(Stored dataset items)
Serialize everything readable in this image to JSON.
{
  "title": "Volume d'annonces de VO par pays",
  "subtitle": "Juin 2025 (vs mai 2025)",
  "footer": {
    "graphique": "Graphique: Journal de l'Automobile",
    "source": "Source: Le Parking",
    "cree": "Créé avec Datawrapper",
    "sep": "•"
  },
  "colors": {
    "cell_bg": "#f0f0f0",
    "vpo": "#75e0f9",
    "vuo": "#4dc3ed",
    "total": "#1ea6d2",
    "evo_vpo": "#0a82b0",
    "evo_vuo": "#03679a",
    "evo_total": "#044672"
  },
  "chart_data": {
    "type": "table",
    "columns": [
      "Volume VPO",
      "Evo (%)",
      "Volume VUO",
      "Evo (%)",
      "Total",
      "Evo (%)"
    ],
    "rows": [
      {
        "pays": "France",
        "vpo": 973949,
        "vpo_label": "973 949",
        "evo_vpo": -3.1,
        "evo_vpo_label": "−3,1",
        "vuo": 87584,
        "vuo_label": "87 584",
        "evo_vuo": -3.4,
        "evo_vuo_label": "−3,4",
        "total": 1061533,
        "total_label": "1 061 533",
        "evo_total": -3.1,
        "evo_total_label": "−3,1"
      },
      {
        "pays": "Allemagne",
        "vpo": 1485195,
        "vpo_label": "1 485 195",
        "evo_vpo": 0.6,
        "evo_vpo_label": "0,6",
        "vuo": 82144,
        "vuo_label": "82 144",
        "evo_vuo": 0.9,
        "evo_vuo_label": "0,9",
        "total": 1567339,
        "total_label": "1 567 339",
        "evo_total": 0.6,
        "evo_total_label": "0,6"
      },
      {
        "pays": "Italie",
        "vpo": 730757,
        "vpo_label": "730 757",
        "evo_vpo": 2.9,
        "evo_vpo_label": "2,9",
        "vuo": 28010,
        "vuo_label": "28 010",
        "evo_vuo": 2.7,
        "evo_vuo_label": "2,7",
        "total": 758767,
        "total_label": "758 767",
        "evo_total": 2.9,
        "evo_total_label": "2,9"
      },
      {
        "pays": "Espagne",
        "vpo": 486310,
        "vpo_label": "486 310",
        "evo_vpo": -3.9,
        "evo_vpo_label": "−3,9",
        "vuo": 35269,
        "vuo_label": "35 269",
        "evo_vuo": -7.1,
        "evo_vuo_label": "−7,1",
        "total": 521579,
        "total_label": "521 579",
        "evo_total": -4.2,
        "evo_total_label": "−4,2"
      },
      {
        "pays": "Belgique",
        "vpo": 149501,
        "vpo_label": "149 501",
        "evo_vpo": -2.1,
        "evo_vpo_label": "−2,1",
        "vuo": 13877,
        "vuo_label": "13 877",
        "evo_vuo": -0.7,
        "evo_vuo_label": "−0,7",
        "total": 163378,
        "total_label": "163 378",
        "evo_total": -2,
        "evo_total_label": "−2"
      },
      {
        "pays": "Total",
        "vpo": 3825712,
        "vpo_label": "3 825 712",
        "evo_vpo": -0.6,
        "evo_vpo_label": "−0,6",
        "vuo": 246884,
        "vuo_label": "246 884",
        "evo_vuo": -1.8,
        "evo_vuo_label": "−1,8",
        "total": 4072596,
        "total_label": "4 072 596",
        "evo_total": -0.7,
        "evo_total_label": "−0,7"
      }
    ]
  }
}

• Directions for this task:
Search the data for the string "Volume" and copy each line where it appears.

• The reply:
  "title": "Volume d'annonces de VO par pays",
      "Volume VPO",
      "Volume VUO",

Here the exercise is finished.